# [WRITTEN INSTRUCTION]
Repeat the lines beginning at the one with "Type out the text in this image." and running to the end of the material, keeping the first and last of them, exactly as they appear.

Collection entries
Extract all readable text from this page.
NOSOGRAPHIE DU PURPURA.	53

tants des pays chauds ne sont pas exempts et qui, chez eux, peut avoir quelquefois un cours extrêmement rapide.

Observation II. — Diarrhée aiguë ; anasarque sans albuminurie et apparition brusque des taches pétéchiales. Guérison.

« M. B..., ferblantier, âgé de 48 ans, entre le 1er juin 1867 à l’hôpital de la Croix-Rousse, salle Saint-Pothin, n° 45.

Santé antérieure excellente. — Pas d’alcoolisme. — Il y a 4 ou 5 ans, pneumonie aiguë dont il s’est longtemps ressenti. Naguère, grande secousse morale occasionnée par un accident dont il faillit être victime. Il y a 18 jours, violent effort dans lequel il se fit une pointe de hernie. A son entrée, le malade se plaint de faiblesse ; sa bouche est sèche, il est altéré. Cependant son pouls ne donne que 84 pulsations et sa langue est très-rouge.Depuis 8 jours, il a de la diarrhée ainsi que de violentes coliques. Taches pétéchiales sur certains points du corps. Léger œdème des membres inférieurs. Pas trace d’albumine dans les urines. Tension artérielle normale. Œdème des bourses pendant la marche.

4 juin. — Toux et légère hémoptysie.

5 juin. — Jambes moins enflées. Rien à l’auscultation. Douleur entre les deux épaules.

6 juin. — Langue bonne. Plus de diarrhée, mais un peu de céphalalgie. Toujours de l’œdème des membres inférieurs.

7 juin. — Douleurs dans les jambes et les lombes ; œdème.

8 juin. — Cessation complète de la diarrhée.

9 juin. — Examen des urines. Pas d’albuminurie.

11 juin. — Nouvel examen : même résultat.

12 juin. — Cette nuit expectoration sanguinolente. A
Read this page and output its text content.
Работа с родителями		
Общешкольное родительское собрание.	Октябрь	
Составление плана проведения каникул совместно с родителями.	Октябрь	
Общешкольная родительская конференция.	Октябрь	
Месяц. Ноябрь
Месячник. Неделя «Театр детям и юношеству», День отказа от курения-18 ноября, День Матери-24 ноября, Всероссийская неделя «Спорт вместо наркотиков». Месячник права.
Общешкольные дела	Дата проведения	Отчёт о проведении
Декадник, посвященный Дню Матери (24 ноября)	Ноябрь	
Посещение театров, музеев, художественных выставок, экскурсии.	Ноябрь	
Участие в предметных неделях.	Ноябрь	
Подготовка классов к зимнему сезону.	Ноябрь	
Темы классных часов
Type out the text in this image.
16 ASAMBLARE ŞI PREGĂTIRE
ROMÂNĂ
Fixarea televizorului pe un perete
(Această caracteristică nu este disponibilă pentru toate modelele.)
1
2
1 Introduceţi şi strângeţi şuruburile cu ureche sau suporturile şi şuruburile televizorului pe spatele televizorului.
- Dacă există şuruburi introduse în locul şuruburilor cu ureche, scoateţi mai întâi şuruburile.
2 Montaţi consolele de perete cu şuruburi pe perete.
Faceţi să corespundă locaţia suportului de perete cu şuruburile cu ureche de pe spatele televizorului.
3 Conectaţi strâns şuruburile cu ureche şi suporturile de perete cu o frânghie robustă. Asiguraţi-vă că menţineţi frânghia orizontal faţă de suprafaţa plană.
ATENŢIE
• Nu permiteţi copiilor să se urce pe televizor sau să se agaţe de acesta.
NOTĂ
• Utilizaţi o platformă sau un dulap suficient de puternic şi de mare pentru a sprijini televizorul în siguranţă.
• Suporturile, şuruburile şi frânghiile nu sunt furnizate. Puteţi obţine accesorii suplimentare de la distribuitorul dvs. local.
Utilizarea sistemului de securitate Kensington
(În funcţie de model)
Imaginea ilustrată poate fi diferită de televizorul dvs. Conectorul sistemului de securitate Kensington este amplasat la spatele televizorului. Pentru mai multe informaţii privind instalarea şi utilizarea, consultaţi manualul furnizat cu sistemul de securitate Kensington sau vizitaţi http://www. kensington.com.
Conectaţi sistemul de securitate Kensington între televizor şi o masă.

# [ANSWER IN FULL]
Type out the text in this image.
16 ASAMBLARE ŞI PREGĂTIRE
ROMÂNĂ
Fixarea televizorului pe un perete
(Această caracteristică nu este disponibilă pentru toate modelele.)
1
2
1 Introduceţi şi strângeţi şuruburile cu ureche sau suporturile şi şuruburile televizorului pe spatele televizorului.
- Dacă există şuruburi introduse în locul şuruburilor cu ureche, scoateţi mai întâi şuruburile.
2 Montaţi consolele de perete cu şuruburi pe perete.
Faceţi să corespundă locaţia suportului de perete cu şuruburile cu ureche de pe spatele televizorului.
3 Conectaţi strâns şuruburile cu ureche şi suporturile de perete cu o frânghie robustă. Asiguraţi-vă că menţineţi frânghia orizontal faţă de suprafaţa plană.
ATENŢIE
• Nu permiteţi copiilor să se urce pe televizor sau să se agaţe de acesta.
NOTĂ
• Utilizaţi o platformă sau un dulap suficient de puternic şi de mare pentru a sprijini televizorul în siguranţă.
• Suporturile, şuruburile şi frânghiile nu sunt furnizate. Puteţi obţine accesorii suplimentare de la distribuitorul dvs. local.
Utilizarea sistemului de securitate Kensington
(În funcţie de model)
Imaginea ilustrată poate fi diferită de televizorul dvs. Conectorul sistemului de securitate Kensington este amplasat la spatele televizorului. Pentru mai multe informaţii privind instalarea şi utilizarea, consultaţi manualul furnizat cu sistemul de securitate Kensington sau vizitaţi http://www. kensington.com.
Conectaţi sistemul de securitate Kensington între televizor şi o masă.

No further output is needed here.